(WHAT TO DO):
What is needed is a copy of each line in the listing below that contains "well".

(DATA TO USE):
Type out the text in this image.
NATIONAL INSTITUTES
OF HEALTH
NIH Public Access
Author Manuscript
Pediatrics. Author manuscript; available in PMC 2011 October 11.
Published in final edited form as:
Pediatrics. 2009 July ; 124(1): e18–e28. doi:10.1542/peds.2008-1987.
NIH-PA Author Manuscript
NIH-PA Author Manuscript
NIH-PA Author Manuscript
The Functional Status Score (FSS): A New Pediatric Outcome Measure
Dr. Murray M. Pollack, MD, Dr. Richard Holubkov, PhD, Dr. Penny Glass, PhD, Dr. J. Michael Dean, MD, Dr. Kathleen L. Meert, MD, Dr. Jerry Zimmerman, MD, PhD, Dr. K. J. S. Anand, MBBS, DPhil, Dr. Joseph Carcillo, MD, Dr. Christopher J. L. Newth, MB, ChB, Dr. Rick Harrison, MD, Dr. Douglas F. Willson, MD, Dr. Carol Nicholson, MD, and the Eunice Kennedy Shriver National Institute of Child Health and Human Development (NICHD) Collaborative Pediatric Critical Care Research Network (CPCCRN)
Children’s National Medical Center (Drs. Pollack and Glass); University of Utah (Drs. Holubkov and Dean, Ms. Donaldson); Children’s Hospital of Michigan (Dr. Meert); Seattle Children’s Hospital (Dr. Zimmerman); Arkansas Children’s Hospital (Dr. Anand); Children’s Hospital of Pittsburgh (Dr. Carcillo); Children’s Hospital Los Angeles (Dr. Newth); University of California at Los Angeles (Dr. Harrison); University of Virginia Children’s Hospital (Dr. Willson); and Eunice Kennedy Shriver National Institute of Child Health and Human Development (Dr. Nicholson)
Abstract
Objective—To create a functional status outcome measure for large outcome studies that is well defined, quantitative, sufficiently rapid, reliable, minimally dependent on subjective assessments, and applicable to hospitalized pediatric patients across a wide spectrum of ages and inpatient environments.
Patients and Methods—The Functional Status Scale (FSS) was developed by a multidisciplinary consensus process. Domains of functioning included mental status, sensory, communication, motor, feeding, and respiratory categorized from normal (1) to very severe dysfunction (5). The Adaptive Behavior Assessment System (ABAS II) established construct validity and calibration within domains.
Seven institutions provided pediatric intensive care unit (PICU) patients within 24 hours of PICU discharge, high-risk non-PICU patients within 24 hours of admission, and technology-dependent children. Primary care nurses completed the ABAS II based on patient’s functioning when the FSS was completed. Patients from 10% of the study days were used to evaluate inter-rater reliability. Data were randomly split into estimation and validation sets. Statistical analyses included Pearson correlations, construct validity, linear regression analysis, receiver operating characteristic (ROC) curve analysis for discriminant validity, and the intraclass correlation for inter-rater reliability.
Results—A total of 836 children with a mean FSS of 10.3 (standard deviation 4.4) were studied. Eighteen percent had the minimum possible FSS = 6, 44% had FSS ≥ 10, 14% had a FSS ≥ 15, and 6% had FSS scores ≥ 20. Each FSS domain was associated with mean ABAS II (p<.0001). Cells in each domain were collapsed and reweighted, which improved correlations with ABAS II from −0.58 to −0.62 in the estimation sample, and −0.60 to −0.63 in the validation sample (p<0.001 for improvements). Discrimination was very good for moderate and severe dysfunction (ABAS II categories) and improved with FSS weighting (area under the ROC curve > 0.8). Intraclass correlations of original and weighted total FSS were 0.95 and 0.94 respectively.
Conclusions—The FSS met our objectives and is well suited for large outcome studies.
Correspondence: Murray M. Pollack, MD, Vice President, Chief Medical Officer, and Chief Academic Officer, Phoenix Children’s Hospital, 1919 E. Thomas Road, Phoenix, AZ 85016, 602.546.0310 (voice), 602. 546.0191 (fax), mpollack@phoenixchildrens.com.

(RESPONSE TO THE TASK):
Objective—To create a functional status outcome measure for large outcome studies that is well defined, quantitative, sufficiently rapid, reliable, minimally dependent on subjective assessments, and applicable to hospitalized pediatric patients across a wide spectrum of ages and inpatient environments.
Conclusions—The FSS met our objectives and is well suited for large outcome studies.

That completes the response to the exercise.